* [Task instructions] Only lines with the string "Tyers" matter here; gather them from the material below.

* [Input]
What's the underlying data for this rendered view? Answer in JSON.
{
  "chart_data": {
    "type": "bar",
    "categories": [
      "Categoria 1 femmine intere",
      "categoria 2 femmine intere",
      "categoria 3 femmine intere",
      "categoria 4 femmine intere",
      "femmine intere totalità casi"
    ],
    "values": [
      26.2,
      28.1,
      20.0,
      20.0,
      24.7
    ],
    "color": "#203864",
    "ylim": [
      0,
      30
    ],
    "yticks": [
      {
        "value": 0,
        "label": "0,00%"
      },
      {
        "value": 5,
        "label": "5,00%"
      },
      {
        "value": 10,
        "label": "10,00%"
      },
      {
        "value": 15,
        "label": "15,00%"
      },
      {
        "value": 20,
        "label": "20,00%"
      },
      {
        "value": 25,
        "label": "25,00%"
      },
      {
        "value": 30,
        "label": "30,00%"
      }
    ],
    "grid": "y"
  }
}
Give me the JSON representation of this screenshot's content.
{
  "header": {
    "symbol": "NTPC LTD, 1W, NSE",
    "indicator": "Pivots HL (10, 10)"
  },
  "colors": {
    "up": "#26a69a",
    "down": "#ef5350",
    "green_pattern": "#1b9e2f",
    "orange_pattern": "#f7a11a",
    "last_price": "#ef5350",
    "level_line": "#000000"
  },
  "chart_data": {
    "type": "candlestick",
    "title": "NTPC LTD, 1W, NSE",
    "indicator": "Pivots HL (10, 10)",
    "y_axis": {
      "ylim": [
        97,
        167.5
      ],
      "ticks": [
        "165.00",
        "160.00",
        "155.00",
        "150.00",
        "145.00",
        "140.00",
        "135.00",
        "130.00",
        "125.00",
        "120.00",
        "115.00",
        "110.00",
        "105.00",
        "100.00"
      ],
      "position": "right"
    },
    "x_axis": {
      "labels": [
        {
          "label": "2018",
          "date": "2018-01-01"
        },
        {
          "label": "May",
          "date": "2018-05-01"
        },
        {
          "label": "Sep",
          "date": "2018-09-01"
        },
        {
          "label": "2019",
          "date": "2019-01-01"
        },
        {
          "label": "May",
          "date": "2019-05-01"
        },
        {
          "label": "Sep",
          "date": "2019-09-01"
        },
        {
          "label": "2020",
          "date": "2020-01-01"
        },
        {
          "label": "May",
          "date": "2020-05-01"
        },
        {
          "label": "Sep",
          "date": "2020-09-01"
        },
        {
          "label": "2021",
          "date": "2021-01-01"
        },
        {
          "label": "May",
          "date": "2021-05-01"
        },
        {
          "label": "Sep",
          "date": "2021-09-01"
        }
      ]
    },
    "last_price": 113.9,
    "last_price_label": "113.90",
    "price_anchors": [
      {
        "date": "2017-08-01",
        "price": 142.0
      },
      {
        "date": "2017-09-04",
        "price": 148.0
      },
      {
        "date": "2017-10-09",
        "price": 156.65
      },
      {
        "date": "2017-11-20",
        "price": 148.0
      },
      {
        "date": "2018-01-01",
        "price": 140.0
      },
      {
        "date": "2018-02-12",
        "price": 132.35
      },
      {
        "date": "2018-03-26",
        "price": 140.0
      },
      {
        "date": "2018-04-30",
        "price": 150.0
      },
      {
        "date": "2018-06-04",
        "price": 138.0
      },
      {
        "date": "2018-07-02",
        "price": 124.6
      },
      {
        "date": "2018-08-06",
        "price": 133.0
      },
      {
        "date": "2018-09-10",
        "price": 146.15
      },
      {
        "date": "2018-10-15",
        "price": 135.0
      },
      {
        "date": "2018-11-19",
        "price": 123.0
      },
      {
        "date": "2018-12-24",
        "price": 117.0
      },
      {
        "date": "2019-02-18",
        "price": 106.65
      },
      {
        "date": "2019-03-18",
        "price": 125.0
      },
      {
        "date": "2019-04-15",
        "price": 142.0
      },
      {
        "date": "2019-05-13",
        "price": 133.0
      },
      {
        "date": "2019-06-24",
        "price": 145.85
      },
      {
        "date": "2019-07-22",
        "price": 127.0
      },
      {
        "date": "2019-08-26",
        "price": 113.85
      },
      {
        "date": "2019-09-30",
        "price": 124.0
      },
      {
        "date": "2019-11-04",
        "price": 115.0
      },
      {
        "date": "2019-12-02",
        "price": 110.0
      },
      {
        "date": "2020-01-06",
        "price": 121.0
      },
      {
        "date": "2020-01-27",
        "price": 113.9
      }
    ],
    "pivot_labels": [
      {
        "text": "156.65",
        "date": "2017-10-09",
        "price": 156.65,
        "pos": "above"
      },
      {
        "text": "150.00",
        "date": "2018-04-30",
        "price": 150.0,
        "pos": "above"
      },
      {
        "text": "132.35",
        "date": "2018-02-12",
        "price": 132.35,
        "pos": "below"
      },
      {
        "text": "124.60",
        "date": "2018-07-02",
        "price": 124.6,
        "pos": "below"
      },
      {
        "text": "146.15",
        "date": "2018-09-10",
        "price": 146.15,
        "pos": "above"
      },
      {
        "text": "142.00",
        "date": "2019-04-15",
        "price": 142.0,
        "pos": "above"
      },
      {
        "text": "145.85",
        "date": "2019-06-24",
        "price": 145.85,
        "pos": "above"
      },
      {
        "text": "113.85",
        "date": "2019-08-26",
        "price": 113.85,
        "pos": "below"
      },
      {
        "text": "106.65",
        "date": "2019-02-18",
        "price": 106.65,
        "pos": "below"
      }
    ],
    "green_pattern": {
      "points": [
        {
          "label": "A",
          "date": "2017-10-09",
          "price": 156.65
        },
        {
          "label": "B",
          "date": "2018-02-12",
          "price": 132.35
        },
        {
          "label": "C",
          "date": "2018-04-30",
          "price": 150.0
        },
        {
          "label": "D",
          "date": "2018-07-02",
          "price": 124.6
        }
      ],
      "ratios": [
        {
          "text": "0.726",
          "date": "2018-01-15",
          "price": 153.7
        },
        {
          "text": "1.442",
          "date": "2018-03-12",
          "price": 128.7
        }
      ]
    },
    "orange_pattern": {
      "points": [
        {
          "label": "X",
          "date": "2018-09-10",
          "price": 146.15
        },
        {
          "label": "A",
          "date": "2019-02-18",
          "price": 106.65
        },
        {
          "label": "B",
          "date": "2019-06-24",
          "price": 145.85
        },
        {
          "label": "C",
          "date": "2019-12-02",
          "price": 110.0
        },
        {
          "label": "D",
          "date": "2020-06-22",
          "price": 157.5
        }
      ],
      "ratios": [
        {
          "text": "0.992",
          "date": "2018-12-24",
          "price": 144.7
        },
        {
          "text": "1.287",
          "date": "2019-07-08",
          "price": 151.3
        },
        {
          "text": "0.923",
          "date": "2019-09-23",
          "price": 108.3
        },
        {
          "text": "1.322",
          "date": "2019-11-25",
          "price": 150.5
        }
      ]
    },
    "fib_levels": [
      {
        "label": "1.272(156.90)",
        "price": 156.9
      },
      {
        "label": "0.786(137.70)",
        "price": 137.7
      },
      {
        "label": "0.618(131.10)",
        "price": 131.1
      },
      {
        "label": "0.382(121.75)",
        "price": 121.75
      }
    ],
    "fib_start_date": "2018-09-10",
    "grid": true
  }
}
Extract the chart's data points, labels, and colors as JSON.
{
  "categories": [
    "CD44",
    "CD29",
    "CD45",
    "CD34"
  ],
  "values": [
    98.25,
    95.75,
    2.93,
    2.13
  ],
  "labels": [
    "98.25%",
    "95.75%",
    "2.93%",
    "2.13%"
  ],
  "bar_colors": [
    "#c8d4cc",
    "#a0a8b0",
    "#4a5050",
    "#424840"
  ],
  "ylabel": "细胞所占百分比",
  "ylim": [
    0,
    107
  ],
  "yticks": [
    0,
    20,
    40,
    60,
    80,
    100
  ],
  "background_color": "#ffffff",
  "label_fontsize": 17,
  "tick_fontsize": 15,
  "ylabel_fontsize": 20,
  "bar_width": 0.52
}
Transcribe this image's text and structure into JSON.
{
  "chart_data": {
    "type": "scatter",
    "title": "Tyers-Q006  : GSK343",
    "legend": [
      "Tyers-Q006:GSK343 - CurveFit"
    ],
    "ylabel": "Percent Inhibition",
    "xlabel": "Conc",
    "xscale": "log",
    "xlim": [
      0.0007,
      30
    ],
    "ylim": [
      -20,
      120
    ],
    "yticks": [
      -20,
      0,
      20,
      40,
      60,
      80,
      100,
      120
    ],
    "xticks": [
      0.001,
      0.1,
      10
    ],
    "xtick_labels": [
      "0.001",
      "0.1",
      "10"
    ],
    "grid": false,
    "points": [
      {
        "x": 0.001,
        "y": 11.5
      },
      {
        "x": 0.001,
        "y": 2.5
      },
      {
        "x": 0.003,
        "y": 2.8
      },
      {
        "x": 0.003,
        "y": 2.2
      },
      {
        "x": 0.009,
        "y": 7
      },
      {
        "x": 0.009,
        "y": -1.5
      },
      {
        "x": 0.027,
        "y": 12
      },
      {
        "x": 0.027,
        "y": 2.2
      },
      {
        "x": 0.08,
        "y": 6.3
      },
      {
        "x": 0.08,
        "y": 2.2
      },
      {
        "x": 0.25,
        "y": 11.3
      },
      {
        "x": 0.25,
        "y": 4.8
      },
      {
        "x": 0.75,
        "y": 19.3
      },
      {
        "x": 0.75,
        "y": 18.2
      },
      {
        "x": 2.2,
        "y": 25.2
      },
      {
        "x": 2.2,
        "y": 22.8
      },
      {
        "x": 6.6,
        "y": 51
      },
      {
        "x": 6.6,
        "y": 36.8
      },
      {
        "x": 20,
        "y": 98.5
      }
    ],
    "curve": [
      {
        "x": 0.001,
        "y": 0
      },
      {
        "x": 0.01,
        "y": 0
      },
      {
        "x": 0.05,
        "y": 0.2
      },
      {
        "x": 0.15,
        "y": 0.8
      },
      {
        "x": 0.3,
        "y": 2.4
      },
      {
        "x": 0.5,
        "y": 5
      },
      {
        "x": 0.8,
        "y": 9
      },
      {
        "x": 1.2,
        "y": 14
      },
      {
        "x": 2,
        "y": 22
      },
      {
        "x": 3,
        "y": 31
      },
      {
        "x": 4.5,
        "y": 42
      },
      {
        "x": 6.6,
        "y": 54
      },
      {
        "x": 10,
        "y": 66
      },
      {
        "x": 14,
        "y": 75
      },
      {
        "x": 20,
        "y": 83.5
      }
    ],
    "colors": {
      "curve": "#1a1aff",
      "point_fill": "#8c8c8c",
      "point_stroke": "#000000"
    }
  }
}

* [Expected answer]
    "title": "Tyers-Q006  : GSK343",
      "Tyers-Q006:GSK343 - CurveFit"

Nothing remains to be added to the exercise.